» DIRECTIVE
Every line that contains the word "this" should be copied.

» DATA LISTING

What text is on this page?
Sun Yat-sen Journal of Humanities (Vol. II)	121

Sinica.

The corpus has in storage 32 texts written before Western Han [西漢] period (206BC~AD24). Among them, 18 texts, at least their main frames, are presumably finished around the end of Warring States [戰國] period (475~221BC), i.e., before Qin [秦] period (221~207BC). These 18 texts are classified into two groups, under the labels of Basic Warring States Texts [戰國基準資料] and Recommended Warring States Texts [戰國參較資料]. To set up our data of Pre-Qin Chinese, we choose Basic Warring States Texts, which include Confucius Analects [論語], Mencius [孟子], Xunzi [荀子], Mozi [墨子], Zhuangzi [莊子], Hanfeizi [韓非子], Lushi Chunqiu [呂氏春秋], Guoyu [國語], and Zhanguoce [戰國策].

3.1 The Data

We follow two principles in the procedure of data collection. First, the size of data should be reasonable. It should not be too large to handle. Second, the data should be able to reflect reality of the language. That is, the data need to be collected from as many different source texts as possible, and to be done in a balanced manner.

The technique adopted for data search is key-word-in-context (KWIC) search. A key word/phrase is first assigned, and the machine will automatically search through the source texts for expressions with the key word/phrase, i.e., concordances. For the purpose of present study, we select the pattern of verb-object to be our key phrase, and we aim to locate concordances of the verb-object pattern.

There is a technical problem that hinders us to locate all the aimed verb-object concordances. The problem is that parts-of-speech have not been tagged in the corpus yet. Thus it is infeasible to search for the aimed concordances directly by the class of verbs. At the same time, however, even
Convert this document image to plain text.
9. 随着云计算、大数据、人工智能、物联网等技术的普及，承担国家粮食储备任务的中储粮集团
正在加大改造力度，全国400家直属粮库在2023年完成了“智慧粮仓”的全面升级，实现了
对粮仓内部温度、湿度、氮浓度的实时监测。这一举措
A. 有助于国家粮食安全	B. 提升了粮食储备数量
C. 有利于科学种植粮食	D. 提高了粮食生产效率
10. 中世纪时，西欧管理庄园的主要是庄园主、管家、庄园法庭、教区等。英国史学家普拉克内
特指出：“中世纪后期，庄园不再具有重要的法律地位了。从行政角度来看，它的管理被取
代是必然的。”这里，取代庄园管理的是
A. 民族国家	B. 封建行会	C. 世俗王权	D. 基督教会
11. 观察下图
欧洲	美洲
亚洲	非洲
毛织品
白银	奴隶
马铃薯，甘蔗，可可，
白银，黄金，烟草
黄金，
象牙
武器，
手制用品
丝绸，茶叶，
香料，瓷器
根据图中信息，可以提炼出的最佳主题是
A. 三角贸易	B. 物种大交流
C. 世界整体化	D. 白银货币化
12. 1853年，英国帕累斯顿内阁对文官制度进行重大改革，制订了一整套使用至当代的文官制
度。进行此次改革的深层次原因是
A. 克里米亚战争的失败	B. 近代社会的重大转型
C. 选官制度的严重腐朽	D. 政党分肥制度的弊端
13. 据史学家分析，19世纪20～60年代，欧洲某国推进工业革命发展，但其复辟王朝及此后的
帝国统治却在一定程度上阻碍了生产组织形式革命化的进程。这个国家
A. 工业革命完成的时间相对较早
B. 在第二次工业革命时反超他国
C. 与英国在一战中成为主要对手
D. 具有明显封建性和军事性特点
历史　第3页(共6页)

» RESULT
What text is on this page?
Convert this document image to plain text.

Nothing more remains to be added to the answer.